▶ _Collected data_:
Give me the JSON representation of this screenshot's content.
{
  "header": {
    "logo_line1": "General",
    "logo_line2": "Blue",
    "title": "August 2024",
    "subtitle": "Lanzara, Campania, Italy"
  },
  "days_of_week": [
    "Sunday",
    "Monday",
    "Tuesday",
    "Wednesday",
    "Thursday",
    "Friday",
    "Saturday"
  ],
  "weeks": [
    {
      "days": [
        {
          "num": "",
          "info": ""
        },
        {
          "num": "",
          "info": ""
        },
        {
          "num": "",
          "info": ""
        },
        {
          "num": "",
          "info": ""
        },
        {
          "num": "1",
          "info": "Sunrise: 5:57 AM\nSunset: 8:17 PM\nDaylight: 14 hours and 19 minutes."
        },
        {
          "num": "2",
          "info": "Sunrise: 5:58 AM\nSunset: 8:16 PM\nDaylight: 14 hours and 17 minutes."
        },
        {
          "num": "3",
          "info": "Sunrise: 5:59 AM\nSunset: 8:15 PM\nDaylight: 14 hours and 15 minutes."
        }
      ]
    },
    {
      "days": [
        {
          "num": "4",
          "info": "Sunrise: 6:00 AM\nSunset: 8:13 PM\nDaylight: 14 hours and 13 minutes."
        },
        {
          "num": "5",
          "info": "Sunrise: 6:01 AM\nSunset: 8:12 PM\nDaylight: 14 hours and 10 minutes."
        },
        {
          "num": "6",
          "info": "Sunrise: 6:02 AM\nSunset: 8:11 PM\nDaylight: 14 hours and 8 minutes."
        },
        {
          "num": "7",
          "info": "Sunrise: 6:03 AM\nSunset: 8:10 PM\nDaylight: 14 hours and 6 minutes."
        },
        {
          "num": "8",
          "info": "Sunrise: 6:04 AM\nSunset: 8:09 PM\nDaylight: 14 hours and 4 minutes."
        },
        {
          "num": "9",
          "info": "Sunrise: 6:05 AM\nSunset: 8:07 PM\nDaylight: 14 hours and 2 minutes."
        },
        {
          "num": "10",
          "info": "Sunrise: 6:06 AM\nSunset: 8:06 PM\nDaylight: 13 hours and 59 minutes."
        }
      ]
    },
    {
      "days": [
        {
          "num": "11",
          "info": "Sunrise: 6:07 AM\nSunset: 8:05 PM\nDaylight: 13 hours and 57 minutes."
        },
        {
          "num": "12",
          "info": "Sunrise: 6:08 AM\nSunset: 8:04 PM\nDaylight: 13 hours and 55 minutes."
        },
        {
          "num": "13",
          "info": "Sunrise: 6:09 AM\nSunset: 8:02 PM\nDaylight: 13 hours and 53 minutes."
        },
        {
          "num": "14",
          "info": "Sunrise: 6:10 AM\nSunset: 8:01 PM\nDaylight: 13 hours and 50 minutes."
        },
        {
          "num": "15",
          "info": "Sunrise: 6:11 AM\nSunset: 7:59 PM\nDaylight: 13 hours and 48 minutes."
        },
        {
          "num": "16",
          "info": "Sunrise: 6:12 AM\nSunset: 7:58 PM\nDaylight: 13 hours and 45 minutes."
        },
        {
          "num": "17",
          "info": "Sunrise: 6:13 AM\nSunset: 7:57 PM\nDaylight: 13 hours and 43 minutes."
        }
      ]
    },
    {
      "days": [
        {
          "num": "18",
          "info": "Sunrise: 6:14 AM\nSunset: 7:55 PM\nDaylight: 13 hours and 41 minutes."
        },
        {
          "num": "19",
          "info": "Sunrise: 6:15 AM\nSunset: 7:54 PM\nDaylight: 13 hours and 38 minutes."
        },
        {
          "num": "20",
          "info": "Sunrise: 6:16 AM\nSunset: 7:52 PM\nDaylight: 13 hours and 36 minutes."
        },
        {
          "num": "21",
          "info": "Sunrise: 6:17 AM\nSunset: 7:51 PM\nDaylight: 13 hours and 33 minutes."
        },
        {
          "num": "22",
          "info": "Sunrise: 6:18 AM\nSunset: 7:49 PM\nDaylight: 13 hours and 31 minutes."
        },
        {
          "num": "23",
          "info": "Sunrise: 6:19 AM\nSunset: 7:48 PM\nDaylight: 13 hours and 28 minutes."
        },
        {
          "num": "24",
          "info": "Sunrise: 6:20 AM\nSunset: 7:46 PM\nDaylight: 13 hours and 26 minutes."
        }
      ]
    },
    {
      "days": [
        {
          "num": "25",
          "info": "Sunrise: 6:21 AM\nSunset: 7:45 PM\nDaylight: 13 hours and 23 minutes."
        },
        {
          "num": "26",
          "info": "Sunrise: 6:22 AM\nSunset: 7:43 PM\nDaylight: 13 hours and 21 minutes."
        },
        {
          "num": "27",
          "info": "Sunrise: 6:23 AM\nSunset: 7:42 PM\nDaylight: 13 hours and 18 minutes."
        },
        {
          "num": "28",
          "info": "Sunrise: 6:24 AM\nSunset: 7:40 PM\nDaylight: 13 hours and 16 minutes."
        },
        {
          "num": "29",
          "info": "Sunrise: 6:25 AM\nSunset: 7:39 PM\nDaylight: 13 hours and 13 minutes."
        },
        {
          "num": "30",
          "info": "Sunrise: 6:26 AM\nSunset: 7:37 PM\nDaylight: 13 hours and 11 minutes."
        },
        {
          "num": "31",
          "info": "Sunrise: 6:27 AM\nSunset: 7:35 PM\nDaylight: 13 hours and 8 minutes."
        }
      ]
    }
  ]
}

▶ _DIRECTIVE_: Please repeat all the records above exactly as they appear.

▶ _TASK OUTPUT_:
Give me the JSON representation of this screenshot's content.
{
  "header": {
    "logo_line1": "General",
    "logo_line2": "Blue",
    "title": "August 2024",
    "subtitle": "Lanzara, Campania, Italy"
  },
  "days_of_week": [
    "Sunday",
    "Monday",
    "Tuesday",
    "Wednesday",
    "Thursday",
    "Friday",
    "Saturday"
  ],
  "weeks": [
    {
      "days": [
        {
          "num": "",
          "info": ""
        },
        {
          "num": "",
          "info": ""
        },
        {
          "num": "",
          "info": ""
        },
        {
          "num": "",
          "info": ""
        },
        {
          "num": "1",
          "info": "Sunrise: 5:57 AM\nSunset: 8:17 PM\nDaylight: 14 hours and 19 minutes."
        },
        {
          "num": "2",
          "info": "Sunrise: 5:58 AM\nSunset: 8:16 PM\nDaylight: 14 hours and 17 minutes."
        },
        {
          "num": "3",
          "info": "Sunrise: 5:59 AM\nSunset: 8:15 PM\nDaylight: 14 hours and 15 minutes."
        }
      ]
    },
    {
      "days": [
        {
          "num": "4",
          "info": "Sunrise: 6:00 AM\nSunset: 8:13 PM\nDaylight: 14 hours and 13 minutes."
        },
        {
          "num": "5",
          "info": "Sunrise: 6:01 AM\nSunset: 8:12 PM\nDaylight: 14 hours and 10 minutes."
        },
        {
          "num": "6",
          "info": "Sunrise: 6:02 AM\nSunset: 8:11 PM\nDaylight: 14 hours and 8 minutes."
        },
        {
          "num": "7",
          "info": "Sunrise: 6:03 AM\nSunset: 8:10 PM\nDaylight: 14 hours and 6 minutes."
        },
        {
          "num": "8",
          "info": "Sunrise: 6:04 AM\nSunset: 8:09 PM\nDaylight: 14 hours and 4 minutes."
        },
        {
          "num": "9",
          "info": "Sunrise: 6:05 AM\nSunset: 8:07 PM\nDaylight: 14 hours and 2 minutes."
        },
        {
          "num": "10",
          "info": "Sunrise: 6:06 AM\nSunset: 8:06 PM\nDaylight: 13 hours and 59 minutes."
        }
      ]
    },
    {
      "days": [
        {
          "num": "11",
          "info": "Sunrise: 6:07 AM\nSunset: 8:05 PM\nDaylight: 13 hours and 57 minutes."
        },
        {
          "num": "12",
          "info": "Sunrise: 6:08 AM\nSunset: 8:04 PM\nDaylight: 13 hours and 55 minutes."
        },
        {
          "num": "13",
          "info": "Sunrise: 6:09 AM\nSunset: 8:02 PM\nDaylight: 13 hours and 53 minutes."
        },
        {
          "num": "14",
          "info": "Sunrise: 6:10 AM\nSunset: 8:01 PM\nDaylight: 13 hours and 50 minutes."
        },
        {
          "num": "15",
          "info": "Sunrise: 6:11 AM\nSunset: 7:59 PM\nDaylight: 13 hours and 48 minutes."
        },
        {
          "num": "16",
          "info": "Sunrise: 6:12 AM\nSunset: 7:58 PM\nDaylight: 13 hours and 45 minutes."
        },
        {
          "num": "17",
          "info": "Sunrise: 6:13 AM\nSunset: 7:57 PM\nDaylight: 13 hours and 43 minutes."
        }
      ]
    },
    {
      "days": [
        {
          "num": "18",
          "info": "Sunrise: 6:14 AM\nSunset: 7:55 PM\nDaylight: 13 hours and 41 minutes."
        },
        {
          "num": "19",
          "info": "Sunrise: 6:15 AM\nSunset: 7:54 PM\nDaylight: 13 hours and 38 minutes."
        },
        {
          "num": "20",
          "info": "Sunrise: 6:16 AM\nSunset: 7:52 PM\nDaylight: 13 hours and 36 minutes."
        },
        {
          "num": "21",
          "info": "Sunrise: 6:17 AM\nSunset: 7:51 PM\nDaylight: 13 hours and 33 minutes."
        },
        {
          "num": "22",
          "info": "Sunrise: 6:18 AM\nSunset: 7:49 PM\nDaylight: 13 hours and 31 minutes."
        },
        {
          "num": "23",
          "info": "Sunrise: 6:19 AM\nSunset: 7:48 PM\nDaylight: 13 hours and 28 minutes."
        },
        {
          "num": "24",
          "info": "Sunrise: 6:20 AM\nSunset: 7:46 PM\nDaylight: 13 hours and 26 minutes."
        }
      ]
    },
    {
      "days": [
        {
          "num": "25",
          "info": "Sunrise: 6:21 AM\nSunset: 7:45 PM\nDaylight: 13 hours and 23 minutes."
        },
        {
          "num": "26",
          "info": "Sunrise: 6:22 AM\nSunset: 7:43 PM\nDaylight: 13 hours and 21 minutes."
        },
        {
          "num": "27",
          "info": "Sunrise: 6:23 AM\nSunset: 7:42 PM\nDaylight: 13 hours and 18 minutes."
        },
        {
          "num": "28",
          "info": "Sunrise: 6:24 AM\nSunset: 7:40 PM\nDaylight: 13 hours and 16 minutes."
        },
        {
          "num": "29",
          "info": "Sunrise: 6:25 AM\nSunset: 7:39 PM\nDaylight: 13 hours and 13 minutes."
        },
        {
          "num": "30",
          "info": "Sunrise: 6:26 AM\nSunset: 7:37 PM\nDaylight: 13 hours and 11 minutes."
        },
        {
          "num": "31",
          "info": "Sunrise: 6:27 AM\nSunset: 7:35 PM\nDaylight: 13 hours and 8 minutes."
        }
      ]
    }
  ]
}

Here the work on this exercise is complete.